(Instrução da tarefa A): Diga se cada afirmação concorda com o texto sobre o RearVision, respondendo sim ou não e citando as palavras exatas do texto que decidem a questão. (i) As duas câmeras do RearVision são adaptadas para visão noturna. (ii) O gerador que alimenta as câmeras fica escondido no painel. (iii) A equipe testou 19 variações da moldura para a placa do carro.
(Instrução da tarefa B): Segundo o texto sobre o RearVision, onde fica a entrada de diagnóstico do carro à qual o adaptador se conecta?
(Instrução da tarefa C): Liste todos os componentes do sistema RearVision, equipamentos e software, descritos no texto sobre o RearVision.

(Trecho do texto):
Ao contrário dos modelos concorrentes, o RearVision conta com duas câmeras de alta definição que oferecem uma imagem melhor. Além disso, uma das câmeras é adaptada para visão noturna. Elas são instaladas em uma moldura na placa do carro e funcionam com um gerador alimentado por luz solar, que fica escondido no painel. As imagens são transmitidas por wireless para um adaptador que se conecta à entrada de diagnóstico do carro, ao lado do volante. As imagens são exibidas por meio de um aplicativo instalado no celular do motorista. Isso permite que a empresa faça atualizações frequentes no software, resolvendo bugs e acrescentando novas opções.
Chrissy Meyer, diretora de desenvolvimento de hardware da Pearl e outra ex-funcionária da Apple, afirmou que a equipe testou 19 variações da moldura para a placa do carro, incluindo tons de preto, com e sem pintura metálica. (“O visual é muito diferente sob a luz”, afirmou).

(Dados do exercício):
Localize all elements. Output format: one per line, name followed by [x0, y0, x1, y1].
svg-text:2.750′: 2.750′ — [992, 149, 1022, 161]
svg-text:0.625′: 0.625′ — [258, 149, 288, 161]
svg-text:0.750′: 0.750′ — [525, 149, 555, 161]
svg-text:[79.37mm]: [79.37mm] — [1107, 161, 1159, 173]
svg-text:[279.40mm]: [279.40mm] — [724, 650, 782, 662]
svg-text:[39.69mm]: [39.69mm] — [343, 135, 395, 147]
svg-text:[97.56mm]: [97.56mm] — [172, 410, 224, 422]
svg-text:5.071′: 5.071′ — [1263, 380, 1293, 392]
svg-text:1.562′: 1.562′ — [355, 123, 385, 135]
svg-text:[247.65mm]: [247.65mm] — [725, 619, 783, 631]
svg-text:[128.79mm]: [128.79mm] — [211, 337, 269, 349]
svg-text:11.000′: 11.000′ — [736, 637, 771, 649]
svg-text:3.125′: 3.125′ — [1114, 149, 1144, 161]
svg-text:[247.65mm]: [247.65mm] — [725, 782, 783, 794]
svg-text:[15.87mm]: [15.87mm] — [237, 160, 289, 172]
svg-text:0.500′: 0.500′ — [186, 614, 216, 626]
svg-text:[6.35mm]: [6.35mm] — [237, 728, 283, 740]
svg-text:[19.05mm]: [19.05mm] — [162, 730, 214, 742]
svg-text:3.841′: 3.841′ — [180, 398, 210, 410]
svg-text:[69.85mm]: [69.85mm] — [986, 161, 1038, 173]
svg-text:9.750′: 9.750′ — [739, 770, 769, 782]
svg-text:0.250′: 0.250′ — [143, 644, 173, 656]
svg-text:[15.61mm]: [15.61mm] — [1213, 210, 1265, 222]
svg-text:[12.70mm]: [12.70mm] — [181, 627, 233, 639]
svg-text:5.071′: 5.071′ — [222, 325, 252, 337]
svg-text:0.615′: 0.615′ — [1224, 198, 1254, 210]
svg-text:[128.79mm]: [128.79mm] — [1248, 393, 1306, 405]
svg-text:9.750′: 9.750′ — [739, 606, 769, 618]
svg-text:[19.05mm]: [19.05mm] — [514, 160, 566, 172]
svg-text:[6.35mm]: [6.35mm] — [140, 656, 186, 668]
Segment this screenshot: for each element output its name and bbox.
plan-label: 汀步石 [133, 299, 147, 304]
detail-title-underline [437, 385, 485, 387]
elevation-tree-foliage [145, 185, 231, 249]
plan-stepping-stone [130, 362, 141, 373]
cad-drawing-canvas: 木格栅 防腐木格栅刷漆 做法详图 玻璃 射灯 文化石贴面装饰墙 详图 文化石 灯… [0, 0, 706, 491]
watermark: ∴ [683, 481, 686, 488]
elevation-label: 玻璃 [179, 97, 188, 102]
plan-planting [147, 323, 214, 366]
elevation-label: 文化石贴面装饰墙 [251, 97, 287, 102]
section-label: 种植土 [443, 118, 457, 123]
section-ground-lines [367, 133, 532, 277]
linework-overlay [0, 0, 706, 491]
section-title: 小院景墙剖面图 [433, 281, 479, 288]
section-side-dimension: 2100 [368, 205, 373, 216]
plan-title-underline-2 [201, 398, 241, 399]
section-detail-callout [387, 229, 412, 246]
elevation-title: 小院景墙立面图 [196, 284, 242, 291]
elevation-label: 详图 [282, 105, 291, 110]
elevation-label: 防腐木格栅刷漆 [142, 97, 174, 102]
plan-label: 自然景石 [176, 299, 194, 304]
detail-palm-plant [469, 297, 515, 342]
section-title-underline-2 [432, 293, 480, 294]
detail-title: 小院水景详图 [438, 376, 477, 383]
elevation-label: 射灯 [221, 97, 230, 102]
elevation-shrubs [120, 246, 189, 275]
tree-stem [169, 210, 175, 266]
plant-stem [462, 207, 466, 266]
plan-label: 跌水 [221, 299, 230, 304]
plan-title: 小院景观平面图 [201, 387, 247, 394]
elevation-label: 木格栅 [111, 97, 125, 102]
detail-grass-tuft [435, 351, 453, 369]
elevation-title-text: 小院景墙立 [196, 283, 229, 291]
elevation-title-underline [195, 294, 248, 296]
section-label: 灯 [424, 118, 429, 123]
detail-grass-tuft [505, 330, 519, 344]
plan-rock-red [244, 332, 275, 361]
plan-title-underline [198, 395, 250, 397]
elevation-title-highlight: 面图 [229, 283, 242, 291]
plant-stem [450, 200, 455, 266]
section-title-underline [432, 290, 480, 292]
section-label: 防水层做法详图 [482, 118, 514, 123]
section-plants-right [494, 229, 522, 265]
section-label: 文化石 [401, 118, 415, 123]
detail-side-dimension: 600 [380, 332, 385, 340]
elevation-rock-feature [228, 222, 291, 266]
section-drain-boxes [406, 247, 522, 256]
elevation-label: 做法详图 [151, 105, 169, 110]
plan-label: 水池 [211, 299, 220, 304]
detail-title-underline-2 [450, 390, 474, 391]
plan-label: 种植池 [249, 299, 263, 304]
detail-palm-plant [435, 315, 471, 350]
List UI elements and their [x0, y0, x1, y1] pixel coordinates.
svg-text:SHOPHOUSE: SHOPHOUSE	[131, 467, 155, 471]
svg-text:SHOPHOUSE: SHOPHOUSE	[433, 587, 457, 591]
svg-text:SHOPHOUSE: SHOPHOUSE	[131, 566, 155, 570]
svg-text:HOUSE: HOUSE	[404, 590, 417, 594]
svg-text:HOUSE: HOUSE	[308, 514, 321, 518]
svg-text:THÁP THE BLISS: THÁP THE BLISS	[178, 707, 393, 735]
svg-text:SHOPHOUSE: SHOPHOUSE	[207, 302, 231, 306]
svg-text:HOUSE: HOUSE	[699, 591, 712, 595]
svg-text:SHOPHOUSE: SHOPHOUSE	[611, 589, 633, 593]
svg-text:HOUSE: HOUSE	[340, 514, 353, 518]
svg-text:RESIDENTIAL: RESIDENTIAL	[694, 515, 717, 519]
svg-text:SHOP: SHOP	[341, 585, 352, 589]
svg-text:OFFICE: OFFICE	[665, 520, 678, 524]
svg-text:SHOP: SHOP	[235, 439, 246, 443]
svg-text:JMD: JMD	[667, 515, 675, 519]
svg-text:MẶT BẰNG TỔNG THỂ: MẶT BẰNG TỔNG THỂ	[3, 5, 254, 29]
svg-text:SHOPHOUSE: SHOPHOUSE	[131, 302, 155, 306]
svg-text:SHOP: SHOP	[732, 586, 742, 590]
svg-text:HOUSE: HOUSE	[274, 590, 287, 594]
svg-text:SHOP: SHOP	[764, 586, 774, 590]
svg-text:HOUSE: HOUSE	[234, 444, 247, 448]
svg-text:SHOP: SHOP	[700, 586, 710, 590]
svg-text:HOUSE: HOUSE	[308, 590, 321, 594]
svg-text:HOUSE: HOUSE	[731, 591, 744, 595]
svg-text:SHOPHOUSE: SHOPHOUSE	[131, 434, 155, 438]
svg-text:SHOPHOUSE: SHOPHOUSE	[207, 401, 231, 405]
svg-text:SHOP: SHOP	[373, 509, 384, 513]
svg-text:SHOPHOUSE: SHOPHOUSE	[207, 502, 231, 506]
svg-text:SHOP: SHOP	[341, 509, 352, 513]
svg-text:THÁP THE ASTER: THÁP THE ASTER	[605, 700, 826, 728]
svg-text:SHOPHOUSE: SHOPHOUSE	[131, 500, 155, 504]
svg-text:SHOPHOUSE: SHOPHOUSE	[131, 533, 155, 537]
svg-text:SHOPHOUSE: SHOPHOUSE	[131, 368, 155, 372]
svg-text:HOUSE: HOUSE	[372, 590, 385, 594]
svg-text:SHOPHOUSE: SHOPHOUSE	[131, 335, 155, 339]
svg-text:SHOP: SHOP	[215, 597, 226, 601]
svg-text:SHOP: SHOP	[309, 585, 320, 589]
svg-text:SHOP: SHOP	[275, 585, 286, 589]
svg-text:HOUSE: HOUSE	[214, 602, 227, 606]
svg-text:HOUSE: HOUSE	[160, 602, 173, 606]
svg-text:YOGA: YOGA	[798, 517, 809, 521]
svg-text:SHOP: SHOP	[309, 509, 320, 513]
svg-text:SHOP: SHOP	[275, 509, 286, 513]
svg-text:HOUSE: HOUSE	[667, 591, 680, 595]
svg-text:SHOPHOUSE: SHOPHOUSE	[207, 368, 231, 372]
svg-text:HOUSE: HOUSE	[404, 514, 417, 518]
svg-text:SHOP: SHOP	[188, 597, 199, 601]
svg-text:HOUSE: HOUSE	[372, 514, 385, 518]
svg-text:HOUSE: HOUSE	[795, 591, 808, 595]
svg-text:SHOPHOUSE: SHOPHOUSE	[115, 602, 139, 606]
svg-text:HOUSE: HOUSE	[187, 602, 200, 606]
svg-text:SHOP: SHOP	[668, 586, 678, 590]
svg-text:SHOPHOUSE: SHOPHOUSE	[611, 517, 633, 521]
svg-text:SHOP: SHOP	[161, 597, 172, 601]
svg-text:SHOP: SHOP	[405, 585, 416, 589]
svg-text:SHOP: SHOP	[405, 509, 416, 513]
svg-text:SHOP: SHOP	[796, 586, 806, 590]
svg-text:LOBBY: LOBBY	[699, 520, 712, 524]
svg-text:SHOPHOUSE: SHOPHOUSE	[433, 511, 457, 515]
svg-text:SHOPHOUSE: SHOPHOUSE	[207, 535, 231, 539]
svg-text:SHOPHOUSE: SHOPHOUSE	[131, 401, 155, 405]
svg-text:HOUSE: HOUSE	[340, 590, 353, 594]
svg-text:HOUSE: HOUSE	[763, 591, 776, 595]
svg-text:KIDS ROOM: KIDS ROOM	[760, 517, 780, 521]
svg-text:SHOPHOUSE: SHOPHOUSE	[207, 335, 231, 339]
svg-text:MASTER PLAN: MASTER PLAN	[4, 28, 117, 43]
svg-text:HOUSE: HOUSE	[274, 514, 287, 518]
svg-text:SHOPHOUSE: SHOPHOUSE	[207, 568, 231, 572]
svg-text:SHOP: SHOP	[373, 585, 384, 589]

(Resposta A):
(i) Não: "uma das câmeras é adaptada para visão noturna".
(ii) Sim: "funcionam com um gerador alimentado por luz solar, que fica escondido no painel".
(iii) Sim: "a equipe testou 19 variações da moldura para a placa do carro".

(Resposta B): Ao lado do volante.

(Resposta C):
- Duas câmeras de alta definição
- Moldura na placa do carro
- Gerador alimentado por luz solar
- Adaptador conectado à entrada de diagnóstico do carro
- Aplicativo instalado no celular do motorista